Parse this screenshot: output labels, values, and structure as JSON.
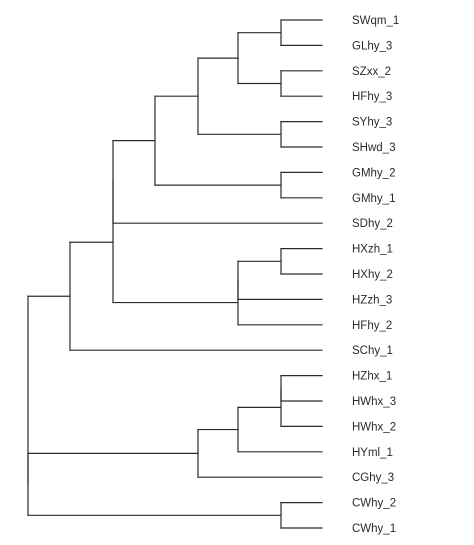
{
  "diagram": {
    "type": "dendrogram",
    "orientation": "left-to-right",
    "leaves": [
      "SWqm_1",
      "GLhy_3",
      "SZxx_2",
      "HFhy_3",
      "SYhy_3",
      "SHwd_3",
      "GMhy_2",
      "GMhy_1",
      "SDhy_2",
      "HXzh_1",
      "HXhy_2",
      "HZzh_3",
      "HFhy_2",
      "SChy_1",
      "HZhx_1",
      "HWhx_3",
      "HWhx_2",
      "HYml_1",
      "CGhy_3",
      "CWhy_2",
      "CWhy_1"
    ],
    "tree": {
      "children": [
        {
          "children": [
            {
              "children": [
                {
                  "children": [
                    {
                      "children": [
                        {
                          "children": [
                            {
                              "children": [
                                {
                                  "leaf": 0
                                },
                                {
                                  "leaf": 1
                                }
                              ]
                            },
                            {
                              "children": [
                                {
                                  "leaf": 2
                                },
                                {
                                  "leaf": 3
                                }
                              ]
                            }
                          ]
                        },
                        {
                          "children": [
                            {
                              "leaf": 4
                            },
                            {
                              "leaf": 5
                            }
                          ]
                        }
                      ]
                    },
                    {
                      "children": [
                        {
                          "leaf": 6
                        },
                        {
                          "leaf": 7
                        }
                      ]
                    }
                  ]
                },
                {
                  "leaf": 8
                }
              ]
            },
            {
              "children": [
                {
                  "children": [
                    {
                      "children": [
                        {
                          "leaf": 9
                        },
                        {
                          "leaf": 10
                        }
                      ]
                    },
                    {
                      "leaf": 11
                    }
                  ]
                },
                {
                  "leaf": 12
                }
              ]
            }
          ]
        },
        {
          "leaf": 13
        }
      ]
    },
    "tree_root": "top",
    "root_outgroup": {
      "children": [
        {
          "children": [
            {
              "children": [
                {
                  "children": [
                    {
                      "leaf": 14
                    },
                    {
                      "leaf": 15
                    }
                  ]
                },
                {
                  "leaf": 16
                }
              ]
            },
            {
              "leaf": 17
            }
          ]
        },
        {
          "leaf": 18
        }
      ]
    },
    "root_outgroup2": {
      "children": [
        {
          "leaf": 19
        },
        {
          "leaf": 20
        }
      ]
    }
  }
}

- [EXERCISE INSTRUCTIONS]: Omit the pictures, and quote the material above exactly as given.

- [TASK RESPONSE]:
Parse this screenshot: output labels, values, and structure as JSON.
{
  "diagram": {
    "type": "dendrogram",
    "orientation": "left-to-right",
    "leaves": [
      "SWqm_1",
      "GLhy_3",
      "SZxx_2",
      "HFhy_3",
      "SYhy_3",
      "SHwd_3",
      "GMhy_2",
      "GMhy_1",
      "SDhy_2",
      "HXzh_1",
      "HXhy_2",
      "HZzh_3",
      "HFhy_2",
      "SChy_1",
      "HZhx_1",
      "HWhx_3",
      "HWhx_2",
      "HYml_1",
      "CGhy_3",
      "CWhy_2",
      "CWhy_1"
    ],
    "tree": {
      "children": [
        {
          "children": [
            {
              "children": [
                {
                  "children": [
                    {
                      "children": [
                        {
                          "children": [
                            {
                              "children": [
                                {
                                  "leaf": 0
                                },
                                {
                                  "leaf": 1
                                }
                              ]
                            },
                            {
                              "children": [
                                {
                                  "leaf": 2
                                },
                                {
                                  "leaf": 3
                                }
                              ]
                            }
                          ]
                        },
                        {
                          "children": [
                            {
                              "leaf": 4
                            },
                            {
                              "leaf": 5
                            }
                          ]
                        }
                      ]
                    },
                    {
                      "children": [
                        {
                          "leaf": 6
                        },
                        {
                          "leaf": 7
                        }
                      ]
                    }
                  ]
                },
                {
                  "leaf": 8
                }
              ]
            },
            {
              "children": [
                {
                  "children": [
                    {
                      "children": [
                        {
                          "leaf": 9
                        },
                        {
                          "leaf": 10
                        }
                      ]
                    },
                    {
                      "leaf": 11
                    }
                  ]
                },
                {
                  "leaf": 12
                }
              ]
            }
          ]
        },
        {
          "leaf": 13
        }
      ]
    },
    "tree_root": "top",
    "root_outgroup": {
      "children": [
        {
          "children": [
            {
              "children": [
                {
                  "children": [
                    {
                      "leaf": 14
                    },
                    {
                      "leaf": 15
                    }
                  ]
                },
                {
                  "leaf": 16
                }
              ]
            },
            {
              "leaf": 17
            }
          ]
        },
        {
          "leaf": 18
        }
      ]
    },
    "root_outgroup2": {
      "children": [
        {
          "leaf": 19
        },
        {
          "leaf": 20
        }
      ]
    }
  }
}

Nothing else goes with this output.